REQUEST
Among the lines below, count those with "values". Give only the number.

◇ ◇ ◇ ◇ ◇ ◇ ◇

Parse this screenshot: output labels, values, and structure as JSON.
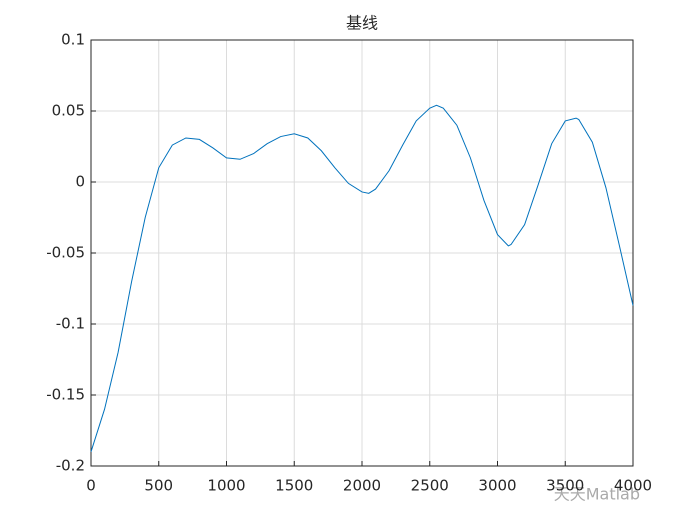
{
  "chart_data": {
    "type": "line",
    "title": "基线",
    "x": [
      0,
      100,
      200,
      300,
      400,
      500,
      600,
      700,
      800,
      900,
      1000,
      1100,
      1200,
      1300,
      1400,
      1500,
      1600,
      1700,
      1800,
      1900,
      2000,
      2050,
      2100,
      2200,
      2300,
      2400,
      2500,
      2550,
      2600,
      2700,
      2800,
      2900,
      3000,
      3080,
      3100,
      3200,
      3300,
      3400,
      3500,
      3580,
      3600,
      3700,
      3800,
      3900,
      4000
    ],
    "values": [
      -0.19,
      -0.16,
      -0.12,
      -0.07,
      -0.025,
      0.01,
      0.026,
      0.031,
      0.03,
      0.024,
      0.017,
      0.016,
      0.02,
      0.027,
      0.032,
      0.034,
      0.031,
      0.022,
      0.01,
      -0.001,
      -0.007,
      -0.008,
      -0.005,
      0.008,
      0.026,
      0.043,
      0.052,
      0.054,
      0.052,
      0.04,
      0.017,
      -0.013,
      -0.037,
      -0.045,
      -0.044,
      -0.03,
      -0.002,
      0.027,
      0.043,
      0.045,
      0.044,
      0.028,
      -0.004,
      -0.045,
      -0.087
    ],
    "color": "#0072bd",
    "xlim": [
      0,
      4000
    ],
    "xticks": [
      0,
      500,
      1000,
      1500,
      2000,
      2500,
      3000,
      3500,
      4000
    ],
    "ylim": [
      -0.2,
      0.1
    ],
    "yticks": [
      -0.2,
      -0.15,
      -0.1,
      -0.05,
      0,
      0.05,
      0.1
    ],
    "grid": true,
    "watermark": "天天Matlab"
  }
}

◇ ◇ ◇ ◇ ◇ ◇ ◇

THE REPLY
2